------ Raw records

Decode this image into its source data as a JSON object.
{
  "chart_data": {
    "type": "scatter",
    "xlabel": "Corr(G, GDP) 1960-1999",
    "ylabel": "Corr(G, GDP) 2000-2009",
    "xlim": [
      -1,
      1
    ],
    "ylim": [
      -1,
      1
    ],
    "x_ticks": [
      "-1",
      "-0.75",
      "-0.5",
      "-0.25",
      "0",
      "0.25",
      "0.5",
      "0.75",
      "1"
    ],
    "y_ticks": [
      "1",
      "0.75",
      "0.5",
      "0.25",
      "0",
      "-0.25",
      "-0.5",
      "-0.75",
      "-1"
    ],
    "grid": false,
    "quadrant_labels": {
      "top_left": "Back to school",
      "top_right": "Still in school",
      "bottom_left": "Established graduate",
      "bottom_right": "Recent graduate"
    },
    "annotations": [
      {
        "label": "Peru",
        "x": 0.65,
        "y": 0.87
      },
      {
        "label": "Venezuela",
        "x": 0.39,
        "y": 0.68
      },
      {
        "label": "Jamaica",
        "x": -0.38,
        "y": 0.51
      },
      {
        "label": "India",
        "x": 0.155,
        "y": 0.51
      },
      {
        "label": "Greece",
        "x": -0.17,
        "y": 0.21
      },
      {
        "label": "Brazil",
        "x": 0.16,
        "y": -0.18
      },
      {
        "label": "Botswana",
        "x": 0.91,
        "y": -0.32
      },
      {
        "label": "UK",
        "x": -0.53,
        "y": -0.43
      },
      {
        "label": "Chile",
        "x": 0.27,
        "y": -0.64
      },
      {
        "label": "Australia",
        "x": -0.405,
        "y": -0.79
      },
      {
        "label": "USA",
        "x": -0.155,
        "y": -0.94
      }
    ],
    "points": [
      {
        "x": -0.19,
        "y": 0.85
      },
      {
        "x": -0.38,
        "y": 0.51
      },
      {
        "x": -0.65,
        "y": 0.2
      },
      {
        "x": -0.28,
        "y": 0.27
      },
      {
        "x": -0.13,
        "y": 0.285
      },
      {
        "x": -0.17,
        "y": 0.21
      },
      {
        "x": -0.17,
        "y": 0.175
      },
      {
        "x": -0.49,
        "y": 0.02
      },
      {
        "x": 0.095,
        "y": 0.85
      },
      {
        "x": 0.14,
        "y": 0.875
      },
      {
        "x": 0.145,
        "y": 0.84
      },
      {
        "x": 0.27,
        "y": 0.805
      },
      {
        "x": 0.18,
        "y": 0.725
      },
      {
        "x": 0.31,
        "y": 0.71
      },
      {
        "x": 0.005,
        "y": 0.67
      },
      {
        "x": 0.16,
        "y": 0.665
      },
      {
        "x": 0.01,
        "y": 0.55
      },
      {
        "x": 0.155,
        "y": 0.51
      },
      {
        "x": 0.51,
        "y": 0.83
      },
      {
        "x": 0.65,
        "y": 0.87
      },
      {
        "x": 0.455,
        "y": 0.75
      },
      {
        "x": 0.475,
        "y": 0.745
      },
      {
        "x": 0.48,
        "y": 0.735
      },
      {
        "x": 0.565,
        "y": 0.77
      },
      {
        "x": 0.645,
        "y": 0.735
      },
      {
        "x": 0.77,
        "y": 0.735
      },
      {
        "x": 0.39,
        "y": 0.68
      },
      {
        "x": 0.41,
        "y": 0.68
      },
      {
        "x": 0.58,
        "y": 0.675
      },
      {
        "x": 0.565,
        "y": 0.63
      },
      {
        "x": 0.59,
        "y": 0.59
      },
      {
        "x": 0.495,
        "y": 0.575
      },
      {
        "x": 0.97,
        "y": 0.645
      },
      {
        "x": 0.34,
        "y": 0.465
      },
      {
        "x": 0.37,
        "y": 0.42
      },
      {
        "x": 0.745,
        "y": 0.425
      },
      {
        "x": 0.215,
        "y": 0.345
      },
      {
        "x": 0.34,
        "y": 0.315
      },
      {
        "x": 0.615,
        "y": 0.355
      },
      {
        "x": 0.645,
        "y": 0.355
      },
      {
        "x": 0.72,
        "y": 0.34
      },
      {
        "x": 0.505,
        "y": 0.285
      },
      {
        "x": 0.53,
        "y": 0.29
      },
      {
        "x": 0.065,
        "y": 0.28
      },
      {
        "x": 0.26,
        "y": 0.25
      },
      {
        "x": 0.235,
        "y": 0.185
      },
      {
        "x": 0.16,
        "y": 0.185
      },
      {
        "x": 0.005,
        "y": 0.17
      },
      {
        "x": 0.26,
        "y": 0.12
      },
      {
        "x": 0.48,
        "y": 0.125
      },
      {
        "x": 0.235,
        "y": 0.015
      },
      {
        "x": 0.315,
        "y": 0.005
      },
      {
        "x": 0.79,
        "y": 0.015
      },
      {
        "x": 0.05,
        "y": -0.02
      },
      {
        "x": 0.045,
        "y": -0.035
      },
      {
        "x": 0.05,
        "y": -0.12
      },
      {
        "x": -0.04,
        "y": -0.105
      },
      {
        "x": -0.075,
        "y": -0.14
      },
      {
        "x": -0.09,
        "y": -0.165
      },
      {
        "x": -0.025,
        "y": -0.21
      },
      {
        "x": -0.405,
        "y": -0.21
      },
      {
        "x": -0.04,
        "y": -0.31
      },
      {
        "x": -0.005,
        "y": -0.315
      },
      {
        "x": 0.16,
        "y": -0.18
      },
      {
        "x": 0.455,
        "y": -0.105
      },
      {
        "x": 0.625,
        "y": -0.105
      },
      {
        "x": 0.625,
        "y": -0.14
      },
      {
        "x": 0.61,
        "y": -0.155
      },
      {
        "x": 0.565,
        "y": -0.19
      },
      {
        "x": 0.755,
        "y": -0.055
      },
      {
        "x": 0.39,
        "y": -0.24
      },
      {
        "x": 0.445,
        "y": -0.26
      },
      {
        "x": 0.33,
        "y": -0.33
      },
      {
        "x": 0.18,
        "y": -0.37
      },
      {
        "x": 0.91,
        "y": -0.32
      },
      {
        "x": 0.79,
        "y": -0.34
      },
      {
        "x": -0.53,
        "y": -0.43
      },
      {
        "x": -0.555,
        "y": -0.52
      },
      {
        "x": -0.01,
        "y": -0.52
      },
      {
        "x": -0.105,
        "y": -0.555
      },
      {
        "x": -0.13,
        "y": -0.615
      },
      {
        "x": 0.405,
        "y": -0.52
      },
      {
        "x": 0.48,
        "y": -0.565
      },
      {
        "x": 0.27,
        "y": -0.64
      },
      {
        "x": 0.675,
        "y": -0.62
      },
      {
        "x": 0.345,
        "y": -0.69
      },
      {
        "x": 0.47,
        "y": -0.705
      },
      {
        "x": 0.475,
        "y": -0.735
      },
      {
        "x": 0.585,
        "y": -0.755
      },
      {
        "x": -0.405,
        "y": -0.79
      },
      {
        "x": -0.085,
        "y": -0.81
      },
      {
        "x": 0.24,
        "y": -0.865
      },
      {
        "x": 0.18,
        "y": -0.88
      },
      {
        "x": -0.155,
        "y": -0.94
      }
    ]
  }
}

------------

Your task is to print all of the records exactly.

Decode this image into its source data as a JSON object.
{
  "chart_data": {
    "type": "scatter",
    "xlabel": "Corr(G, GDP) 1960-1999",
    "ylabel": "Corr(G, GDP) 2000-2009",
    "xlim": [
      -1,
      1
    ],
    "ylim": [
      -1,
      1
    ],
    "x_ticks": [
      "-1",
      "-0.75",
      "-0.5",
      "-0.25",
      "0",
      "0.25",
      "0.5",
      "0.75",
      "1"
    ],
    "y_ticks": [
      "1",
      "0.75",
      "0.5",
      "0.25",
      "0",
      "-0.25",
      "-0.5",
      "-0.75",
      "-1"
    ],
    "grid": false,
    "quadrant_labels": {
      "top_left": "Back to school",
      "top_right": "Still in school",
      "bottom_left": "Established graduate",
      "bottom_right": "Recent graduate"
    },
    "annotations": [
      {
        "label": "Peru",
        "x": 0.65,
        "y": 0.87
      },
      {
        "label": "Venezuela",
        "x": 0.39,
        "y": 0.68
      },
      {
        "label": "Jamaica",
        "x": -0.38,
        "y": 0.51
      },
      {
        "label": "India",
        "x": 0.155,
        "y": 0.51
      },
      {
        "label": "Greece",
        "x": -0.17,
        "y": 0.21
      },
      {
        "label": "Brazil",
        "x": 0.16,
        "y": -0.18
      },
      {
        "label": "Botswana",
        "x": 0.91,
        "y": -0.32
      },
      {
        "label": "UK",
        "x": -0.53,
        "y": -0.43
      },
      {
        "label": "Chile",
        "x": 0.27,
        "y": -0.64
      },
      {
        "label": "Australia",
        "x": -0.405,
        "y": -0.79
      },
      {
        "label": "USA",
        "x": -0.155,
        "y": -0.94
      }
    ],
    "points": [
      {
        "x": -0.19,
        "y": 0.85
      },
      {
        "x": -0.38,
        "y": 0.51
      },
      {
        "x": -0.65,
        "y": 0.2
      },
      {
        "x": -0.28,
        "y": 0.27
      },
      {
        "x": -0.13,
        "y": 0.285
      },
      {
        "x": -0.17,
        "y": 0.21
      },
      {
        "x": -0.17,
        "y": 0.175
      },
      {
        "x": -0.49,
        "y": 0.02
      },
      {
        "x": 0.095,
        "y": 0.85
      },
      {
        "x": 0.14,
        "y": 0.875
      },
      {
        "x": 0.145,
        "y": 0.84
      },
      {
        "x": 0.27,
        "y": 0.805
      },
      {
        "x": 0.18,
        "y": 0.725
      },
      {
        "x": 0.31,
        "y": 0.71
      },
      {
        "x": 0.005,
        "y": 0.67
      },
      {
        "x": 0.16,
        "y": 0.665
      },
      {
        "x": 0.01,
        "y": 0.55
      },
      {
        "x": 0.155,
        "y": 0.51
      },
      {
        "x": 0.51,
        "y": 0.83
      },
      {
        "x": 0.65,
        "y": 0.87
      },
      {
        "x": 0.455,
        "y": 0.75
      },
      {
        "x": 0.475,
        "y": 0.745
      },
      {
        "x": 0.48,
        "y": 0.735
      },
      {
        "x": 0.565,
        "y": 0.77
      },
      {
        "x": 0.645,
        "y": 0.735
      },
      {
        "x": 0.77,
        "y": 0.735
      },
      {
        "x": 0.39,
        "y": 0.68
      },
      {
        "x": 0.41,
        "y": 0.68
      },
      {
        "x": 0.58,
        "y": 0.675
      },
      {
        "x": 0.565,
        "y": 0.63
      },
      {
        "x": 0.59,
        "y": 0.59
      },
      {
        "x": 0.495,
        "y": 0.575
      },
      {
        "x": 0.97,
        "y": 0.645
      },
      {
        "x": 0.34,
        "y": 0.465
      },
      {
        "x": 0.37,
        "y": 0.42
      },
      {
        "x": 0.745,
        "y": 0.425
      },
      {
        "x": 0.215,
        "y": 0.345
      },
      {
        "x": 0.34,
        "y": 0.315
      },
      {
        "x": 0.615,
        "y": 0.355
      },
      {
        "x": 0.645,
        "y": 0.355
      },
      {
        "x": 0.72,
        "y": 0.34
      },
      {
        "x": 0.505,
        "y": 0.285
      },
      {
        "x": 0.53,
        "y": 0.29
      },
      {
        "x": 0.065,
        "y": 0.28
      },
      {
        "x": 0.26,
        "y": 0.25
      },
      {
        "x": 0.235,
        "y": 0.185
      },
      {
        "x": 0.16,
        "y": 0.185
      },
      {
        "x": 0.005,
        "y": 0.17
      },
      {
        "x": 0.26,
        "y": 0.12
      },
      {
        "x": 0.48,
        "y": 0.125
      },
      {
        "x": 0.235,
        "y": 0.015
      },
      {
        "x": 0.315,
        "y": 0.005
      },
      {
        "x": 0.79,
        "y": 0.015
      },
      {
        "x": 0.05,
        "y": -0.02
      },
      {
        "x": 0.045,
        "y": -0.035
      },
      {
        "x": 0.05,
        "y": -0.12
      },
      {
        "x": -0.04,
        "y": -0.105
      },
      {
        "x": -0.075,
        "y": -0.14
      },
      {
        "x": -0.09,
        "y": -0.165
      },
      {
        "x": -0.025,
        "y": -0.21
      },
      {
        "x": -0.405,
        "y": -0.21
      },
      {
        "x": -0.04,
        "y": -0.31
      },
      {
        "x": -0.005,
        "y": -0.315
      },
      {
        "x": 0.16,
        "y": -0.18
      },
      {
        "x": 0.455,
        "y": -0.105
      },
      {
        "x": 0.625,
        "y": -0.105
      },
      {
        "x": 0.625,
        "y": -0.14
      },
      {
        "x": 0.61,
        "y": -0.155
      },
      {
        "x": 0.565,
        "y": -0.19
      },
      {
        "x": 0.755,
        "y": -0.055
      },
      {
        "x": 0.39,
        "y": -0.24
      },
      {
        "x": 0.445,
        "y": -0.26
      },
      {
        "x": 0.33,
        "y": -0.33
      },
      {
        "x": 0.18,
        "y": -0.37
      },
      {
        "x": 0.91,
        "y": -0.32
      },
      {
        "x": 0.79,
        "y": -0.34
      },
      {
        "x": -0.53,
        "y": -0.43
      },
      {
        "x": -0.555,
        "y": -0.52
      },
      {
        "x": -0.01,
        "y": -0.52
      },
      {
        "x": -0.105,
        "y": -0.555
      },
      {
        "x": -0.13,
        "y": -0.615
      },
      {
        "x": 0.405,
        "y": -0.52
      },
      {
        "x": 0.48,
        "y": -0.565
      },
      {
        "x": 0.27,
        "y": -0.64
      },
      {
        "x": 0.675,
        "y": -0.62
      },
      {
        "x": 0.345,
        "y": -0.69
      },
      {
        "x": 0.47,
        "y": -0.705
      },
      {
        "x": 0.475,
        "y": -0.735
      },
      {
        "x": 0.585,
        "y": -0.755
      },
      {
        "x": -0.405,
        "y": -0.79
      },
      {
        "x": -0.085,
        "y": -0.81
      },
      {
        "x": 0.24,
        "y": -0.865
      },
      {
        "x": 0.18,
        "y": -0.88
      },
      {
        "x": -0.155,
        "y": -0.94
      }
    ]
  }
}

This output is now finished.